# EXTRACTED MATERIAL:

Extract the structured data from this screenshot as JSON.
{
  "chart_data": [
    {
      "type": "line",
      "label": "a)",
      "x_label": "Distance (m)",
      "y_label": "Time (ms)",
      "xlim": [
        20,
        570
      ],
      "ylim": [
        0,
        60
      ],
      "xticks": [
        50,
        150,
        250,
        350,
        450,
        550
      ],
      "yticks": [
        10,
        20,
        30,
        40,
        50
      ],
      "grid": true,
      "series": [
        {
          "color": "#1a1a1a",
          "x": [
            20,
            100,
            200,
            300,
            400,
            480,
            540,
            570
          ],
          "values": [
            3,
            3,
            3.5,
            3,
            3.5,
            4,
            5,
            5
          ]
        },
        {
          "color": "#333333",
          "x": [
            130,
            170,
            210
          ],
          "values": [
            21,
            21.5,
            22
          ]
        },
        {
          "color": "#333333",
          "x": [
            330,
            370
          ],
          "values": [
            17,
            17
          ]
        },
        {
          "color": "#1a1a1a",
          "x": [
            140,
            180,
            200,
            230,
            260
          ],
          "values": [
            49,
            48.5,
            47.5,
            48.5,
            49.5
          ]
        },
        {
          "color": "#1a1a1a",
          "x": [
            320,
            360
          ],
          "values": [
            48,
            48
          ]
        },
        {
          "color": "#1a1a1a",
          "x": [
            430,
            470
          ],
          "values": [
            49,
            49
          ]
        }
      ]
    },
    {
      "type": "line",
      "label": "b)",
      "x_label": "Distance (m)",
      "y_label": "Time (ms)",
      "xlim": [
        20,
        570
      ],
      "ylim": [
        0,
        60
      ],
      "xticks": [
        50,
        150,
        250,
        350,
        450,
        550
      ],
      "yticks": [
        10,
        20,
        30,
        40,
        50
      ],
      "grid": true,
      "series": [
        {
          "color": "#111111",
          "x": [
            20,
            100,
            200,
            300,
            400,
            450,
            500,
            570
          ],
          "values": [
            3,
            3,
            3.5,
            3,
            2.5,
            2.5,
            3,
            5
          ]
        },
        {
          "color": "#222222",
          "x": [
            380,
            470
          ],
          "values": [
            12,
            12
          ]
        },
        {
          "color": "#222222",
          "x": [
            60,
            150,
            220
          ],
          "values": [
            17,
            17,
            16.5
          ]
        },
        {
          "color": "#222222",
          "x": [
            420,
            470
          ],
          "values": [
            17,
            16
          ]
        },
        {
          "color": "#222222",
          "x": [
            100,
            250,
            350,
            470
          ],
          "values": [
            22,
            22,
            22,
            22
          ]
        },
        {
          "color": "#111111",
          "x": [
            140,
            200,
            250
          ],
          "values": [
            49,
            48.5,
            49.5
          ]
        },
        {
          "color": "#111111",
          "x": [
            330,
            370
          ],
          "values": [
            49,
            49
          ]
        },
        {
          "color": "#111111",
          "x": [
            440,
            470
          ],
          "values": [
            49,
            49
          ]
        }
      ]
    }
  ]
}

# SHORT EXERCISE:
Every line above should be written out again exactly as it stands.

# SOLUTION FOR THIS EXERCISE:
Extract the structured data from this screenshot as JSON.
{
  "chart_data": [
    {
      "type": "line",
      "label": "a)",
      "x_label": "Distance (m)",
      "y_label": "Time (ms)",
      "xlim": [
        20,
        570
      ],
      "ylim": [
        0,
        60
      ],
      "xticks": [
        50,
        150,
        250,
        350,
        450,
        550
      ],
      "yticks": [
        10,
        20,
        30,
        40,
        50
      ],
      "grid": true,
      "series": [
        {
          "color": "#1a1a1a",
          "x": [
            20,
            100,
            200,
            300,
            400,
            480,
            540,
            570
          ],
          "values": [
            3,
            3,
            3.5,
            3,
            3.5,
            4,
            5,
            5
          ]
        },
        {
          "color": "#333333",
          "x": [
            130,
            170,
            210
          ],
          "values": [
            21,
            21.5,
            22
          ]
        },
        {
          "color": "#333333",
          "x": [
            330,
            370
          ],
          "values": [
            17,
            17
          ]
        },
        {
          "color": "#1a1a1a",
          "x": [
            140,
            180,
            200,
            230,
            260
          ],
          "values": [
            49,
            48.5,
            47.5,
            48.5,
            49.5
          ]
        },
        {
          "color": "#1a1a1a",
          "x": [
            320,
            360
          ],
          "values": [
            48,
            48
          ]
        },
        {
          "color": "#1a1a1a",
          "x": [
            430,
            470
          ],
          "values": [
            49,
            49
          ]
        }
      ]
    },
    {
      "type": "line",
      "label": "b)",
      "x_label": "Distance (m)",
      "y_label": "Time (ms)",
      "xlim": [
        20,
        570
      ],
      "ylim": [
        0,
        60
      ],
      "xticks": [
        50,
        150,
        250,
        350,
        450,
        550
      ],
      "yticks": [
        10,
        20,
        30,
        40,
        50
      ],
      "grid": true,
      "series": [
        {
          "color": "#111111",
          "x": [
            20,
            100,
            200,
            300,
            400,
            450,
            500,
            570
          ],
          "values": [
            3,
            3,
            3.5,
            3,
            2.5,
            2.5,
            3,
            5
          ]
        },
        {
          "color": "#222222",
          "x": [
            380,
            470
          ],
          "values": [
            12,
            12
          ]
        },
        {
          "color": "#222222",
          "x": [
            60,
            150,
            220
          ],
          "values": [
            17,
            17,
            16.5
          ]
        },
        {
          "color": "#222222",
          "x": [
            420,
            470
          ],
          "values": [
            17,
            16
          ]
        },
        {
          "color": "#222222",
          "x": [
            100,
            250,
            350,
            470
          ],
          "values": [
            22,
            22,
            22,
            22
          ]
        },
        {
          "color": "#111111",
          "x": [
            140,
            200,
            250
          ],
          "values": [
            49,
            48.5,
            49.5
          ]
        },
        {
          "color": "#111111",
          "x": [
            330,
            370
          ],
          "values": [
            49,
            49
          ]
        },
        {
          "color": "#111111",
          "x": [
            440,
            470
          ],
          "values": [
            49,
            49
          ]
        }
      ]
    }
  ]
}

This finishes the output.